- _Supplied material_

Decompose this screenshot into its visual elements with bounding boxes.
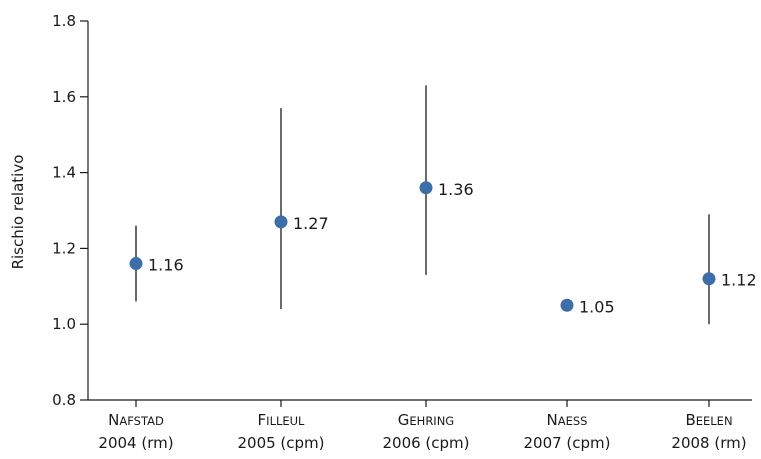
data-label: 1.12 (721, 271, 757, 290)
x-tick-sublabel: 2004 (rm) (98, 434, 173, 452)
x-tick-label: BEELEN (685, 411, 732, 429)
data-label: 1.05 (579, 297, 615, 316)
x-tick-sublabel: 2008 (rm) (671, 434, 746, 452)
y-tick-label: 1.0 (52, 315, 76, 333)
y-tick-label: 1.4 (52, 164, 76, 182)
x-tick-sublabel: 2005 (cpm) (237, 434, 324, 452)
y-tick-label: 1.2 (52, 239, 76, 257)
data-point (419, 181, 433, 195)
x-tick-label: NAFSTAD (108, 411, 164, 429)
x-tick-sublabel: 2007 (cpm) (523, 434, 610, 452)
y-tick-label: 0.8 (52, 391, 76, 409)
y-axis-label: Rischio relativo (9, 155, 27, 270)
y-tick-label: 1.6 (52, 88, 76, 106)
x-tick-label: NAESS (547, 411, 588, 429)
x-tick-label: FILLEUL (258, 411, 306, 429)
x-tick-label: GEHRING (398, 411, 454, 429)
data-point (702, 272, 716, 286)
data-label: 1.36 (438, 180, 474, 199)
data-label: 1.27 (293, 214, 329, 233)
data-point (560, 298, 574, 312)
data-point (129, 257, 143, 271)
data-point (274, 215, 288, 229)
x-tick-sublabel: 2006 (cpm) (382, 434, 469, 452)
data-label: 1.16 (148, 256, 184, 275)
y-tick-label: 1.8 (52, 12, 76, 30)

...

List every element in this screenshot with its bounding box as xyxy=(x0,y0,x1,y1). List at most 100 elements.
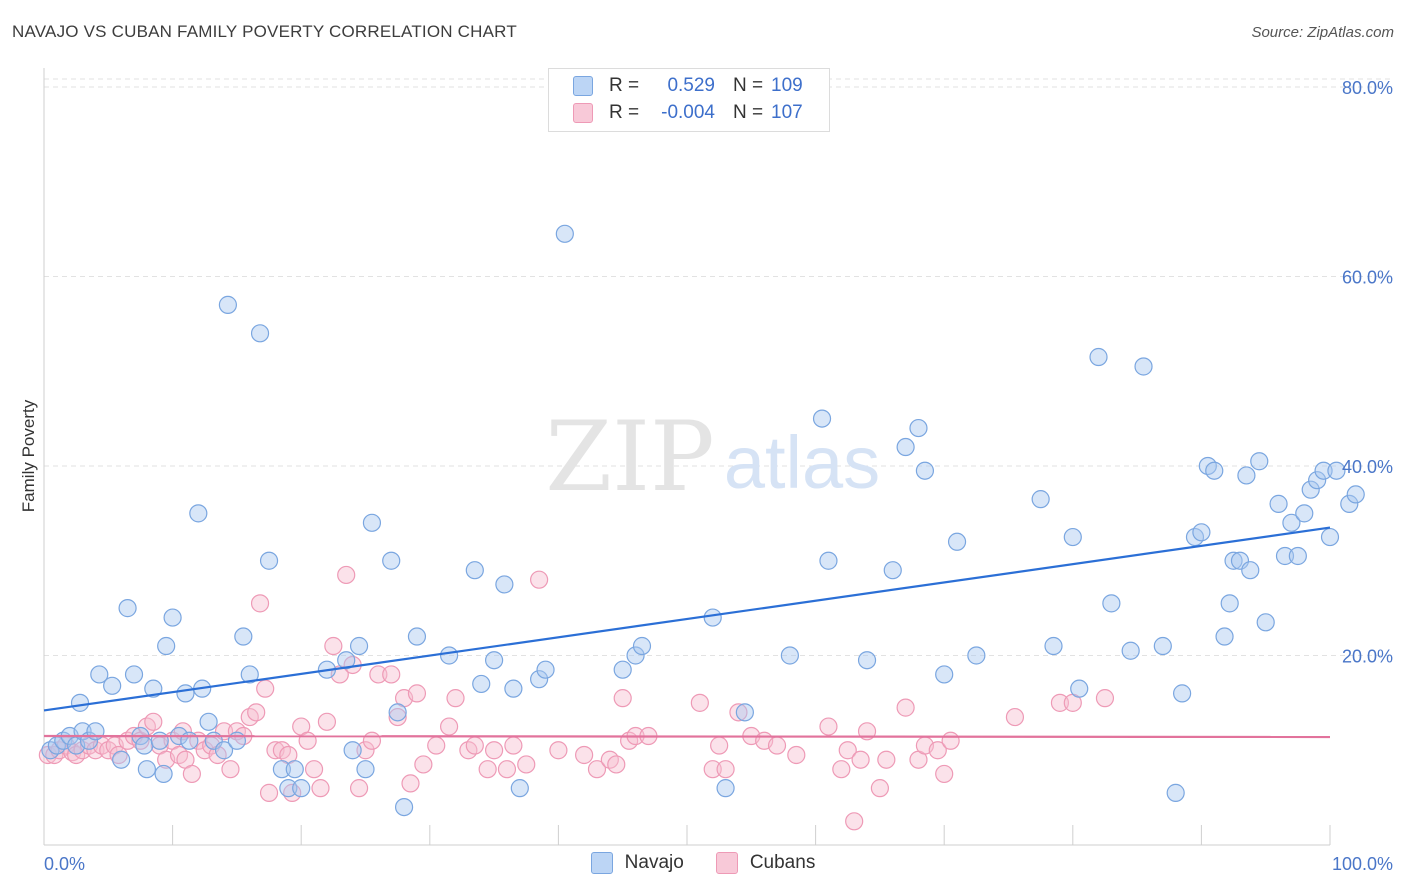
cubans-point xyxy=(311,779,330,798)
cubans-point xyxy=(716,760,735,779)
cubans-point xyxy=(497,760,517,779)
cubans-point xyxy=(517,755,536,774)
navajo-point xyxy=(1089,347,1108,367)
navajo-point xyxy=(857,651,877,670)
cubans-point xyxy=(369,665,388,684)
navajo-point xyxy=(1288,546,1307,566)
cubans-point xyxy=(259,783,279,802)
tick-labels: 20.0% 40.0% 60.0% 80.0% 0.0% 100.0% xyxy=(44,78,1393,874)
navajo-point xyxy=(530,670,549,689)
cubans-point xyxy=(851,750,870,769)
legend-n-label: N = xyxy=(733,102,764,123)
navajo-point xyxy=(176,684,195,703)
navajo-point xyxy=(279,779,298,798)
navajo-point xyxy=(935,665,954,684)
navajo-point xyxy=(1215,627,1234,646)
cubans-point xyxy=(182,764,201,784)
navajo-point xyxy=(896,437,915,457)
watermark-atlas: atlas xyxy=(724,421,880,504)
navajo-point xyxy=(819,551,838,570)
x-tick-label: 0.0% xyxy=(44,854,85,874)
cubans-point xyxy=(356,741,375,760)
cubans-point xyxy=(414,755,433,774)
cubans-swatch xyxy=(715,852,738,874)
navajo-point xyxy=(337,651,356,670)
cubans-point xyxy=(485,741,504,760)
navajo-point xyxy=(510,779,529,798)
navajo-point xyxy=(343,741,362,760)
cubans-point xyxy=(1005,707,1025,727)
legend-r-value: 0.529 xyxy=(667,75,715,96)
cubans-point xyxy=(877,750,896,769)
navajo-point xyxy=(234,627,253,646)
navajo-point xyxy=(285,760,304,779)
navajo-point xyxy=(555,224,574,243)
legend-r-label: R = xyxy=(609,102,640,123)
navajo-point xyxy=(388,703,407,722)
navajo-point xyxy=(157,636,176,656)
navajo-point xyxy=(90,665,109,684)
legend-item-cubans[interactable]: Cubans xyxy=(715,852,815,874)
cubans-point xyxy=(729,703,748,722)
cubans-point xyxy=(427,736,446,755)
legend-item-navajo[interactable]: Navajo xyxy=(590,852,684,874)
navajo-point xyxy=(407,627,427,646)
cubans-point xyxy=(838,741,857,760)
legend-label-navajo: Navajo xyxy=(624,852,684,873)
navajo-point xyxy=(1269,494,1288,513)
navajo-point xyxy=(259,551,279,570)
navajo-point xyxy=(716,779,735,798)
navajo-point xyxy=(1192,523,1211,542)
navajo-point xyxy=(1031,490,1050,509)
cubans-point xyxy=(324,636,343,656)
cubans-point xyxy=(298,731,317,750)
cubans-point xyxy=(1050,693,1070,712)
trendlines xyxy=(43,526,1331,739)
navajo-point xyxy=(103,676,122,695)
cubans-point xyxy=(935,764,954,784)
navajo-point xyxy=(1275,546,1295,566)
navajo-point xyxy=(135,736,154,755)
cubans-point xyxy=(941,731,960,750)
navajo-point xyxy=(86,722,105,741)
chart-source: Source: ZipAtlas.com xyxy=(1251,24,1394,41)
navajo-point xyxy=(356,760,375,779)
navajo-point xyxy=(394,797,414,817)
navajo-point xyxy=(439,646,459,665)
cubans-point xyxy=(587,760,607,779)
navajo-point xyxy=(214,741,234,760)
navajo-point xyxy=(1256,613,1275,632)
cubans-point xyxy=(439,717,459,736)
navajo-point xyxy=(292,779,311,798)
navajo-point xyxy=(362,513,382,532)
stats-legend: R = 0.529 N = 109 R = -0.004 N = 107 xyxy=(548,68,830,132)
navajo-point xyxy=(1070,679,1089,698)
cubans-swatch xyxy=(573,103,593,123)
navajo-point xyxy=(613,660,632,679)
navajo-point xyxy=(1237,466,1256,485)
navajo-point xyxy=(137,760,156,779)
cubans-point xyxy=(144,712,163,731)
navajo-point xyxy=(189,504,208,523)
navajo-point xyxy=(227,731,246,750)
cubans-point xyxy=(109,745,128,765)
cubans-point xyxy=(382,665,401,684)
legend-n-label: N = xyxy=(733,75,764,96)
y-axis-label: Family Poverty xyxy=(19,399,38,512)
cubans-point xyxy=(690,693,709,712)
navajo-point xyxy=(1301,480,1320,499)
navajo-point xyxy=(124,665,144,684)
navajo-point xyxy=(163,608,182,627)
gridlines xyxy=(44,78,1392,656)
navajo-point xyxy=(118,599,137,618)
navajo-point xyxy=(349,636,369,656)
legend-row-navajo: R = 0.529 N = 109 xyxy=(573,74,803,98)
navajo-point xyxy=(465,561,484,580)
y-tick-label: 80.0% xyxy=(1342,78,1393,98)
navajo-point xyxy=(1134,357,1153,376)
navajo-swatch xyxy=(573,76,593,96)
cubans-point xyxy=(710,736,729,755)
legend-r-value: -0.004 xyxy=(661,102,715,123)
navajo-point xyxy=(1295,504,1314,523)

--

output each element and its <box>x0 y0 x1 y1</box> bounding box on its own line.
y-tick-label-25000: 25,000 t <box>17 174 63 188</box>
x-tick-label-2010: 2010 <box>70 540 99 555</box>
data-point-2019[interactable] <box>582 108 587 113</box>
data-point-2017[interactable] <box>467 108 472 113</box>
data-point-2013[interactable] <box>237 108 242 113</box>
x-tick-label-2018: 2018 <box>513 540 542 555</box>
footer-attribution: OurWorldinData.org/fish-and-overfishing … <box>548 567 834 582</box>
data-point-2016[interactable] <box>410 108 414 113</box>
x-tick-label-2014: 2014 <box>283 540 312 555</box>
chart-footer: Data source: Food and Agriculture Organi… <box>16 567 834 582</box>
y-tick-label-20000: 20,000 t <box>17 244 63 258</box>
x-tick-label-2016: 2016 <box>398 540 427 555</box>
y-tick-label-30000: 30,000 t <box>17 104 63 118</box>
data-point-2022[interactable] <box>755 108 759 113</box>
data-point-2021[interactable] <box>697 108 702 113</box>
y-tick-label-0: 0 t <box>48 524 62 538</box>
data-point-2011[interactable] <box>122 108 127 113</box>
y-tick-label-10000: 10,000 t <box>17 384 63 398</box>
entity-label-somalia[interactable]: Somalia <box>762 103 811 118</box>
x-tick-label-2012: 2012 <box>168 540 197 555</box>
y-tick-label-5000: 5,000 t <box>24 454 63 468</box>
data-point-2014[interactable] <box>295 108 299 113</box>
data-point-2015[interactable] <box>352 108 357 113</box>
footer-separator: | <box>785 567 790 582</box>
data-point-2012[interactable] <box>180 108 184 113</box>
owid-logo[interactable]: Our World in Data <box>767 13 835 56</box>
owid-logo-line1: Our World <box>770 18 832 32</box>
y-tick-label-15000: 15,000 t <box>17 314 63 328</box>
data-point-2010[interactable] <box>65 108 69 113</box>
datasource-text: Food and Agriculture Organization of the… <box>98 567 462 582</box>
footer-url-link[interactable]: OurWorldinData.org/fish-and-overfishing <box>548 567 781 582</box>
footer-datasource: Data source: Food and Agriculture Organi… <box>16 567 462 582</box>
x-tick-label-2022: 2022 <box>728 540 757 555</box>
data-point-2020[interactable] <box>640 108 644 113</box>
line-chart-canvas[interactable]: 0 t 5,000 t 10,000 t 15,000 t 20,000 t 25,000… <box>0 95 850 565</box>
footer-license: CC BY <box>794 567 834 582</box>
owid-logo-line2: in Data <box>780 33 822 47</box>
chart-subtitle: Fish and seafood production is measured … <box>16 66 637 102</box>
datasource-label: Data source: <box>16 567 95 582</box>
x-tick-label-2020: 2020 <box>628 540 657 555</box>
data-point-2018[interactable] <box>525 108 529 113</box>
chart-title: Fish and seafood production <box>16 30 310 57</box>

- _Task statement_
Swap "legend-n-label" for "legend-count-label" and leave everything else unchanged. Begin at the line that has "cubans-point xyxy=(311,779,330,798)", stop after the line that has "navajo-point xyxy=(935,665,954,684)", and return only those lines.

- _Solution to the exercise_
cubans-point xyxy=(311,779,330,798)
cubans-point xyxy=(716,760,735,779)
cubans-point xyxy=(497,760,517,779)
cubans-point xyxy=(517,755,536,774)
navajo-point xyxy=(1089,347,1108,367)
navajo-point xyxy=(857,651,877,670)
cubans-point xyxy=(369,665,388,684)
navajo-point xyxy=(1288,546,1307,566)
cubans-point xyxy=(259,783,279,802)
tick-labels: 20.0% 40.0% 60.0% 80.0% 0.0% 100.0% xyxy=(44,78,1393,874)
navajo-point xyxy=(530,670,549,689)
cubans-point xyxy=(851,750,870,769)
legend-count-label: N = xyxy=(733,102,764,123)
navajo-point xyxy=(176,684,195,703)
navajo-point xyxy=(279,779,298,798)
navajo-point xyxy=(935,665,954,684)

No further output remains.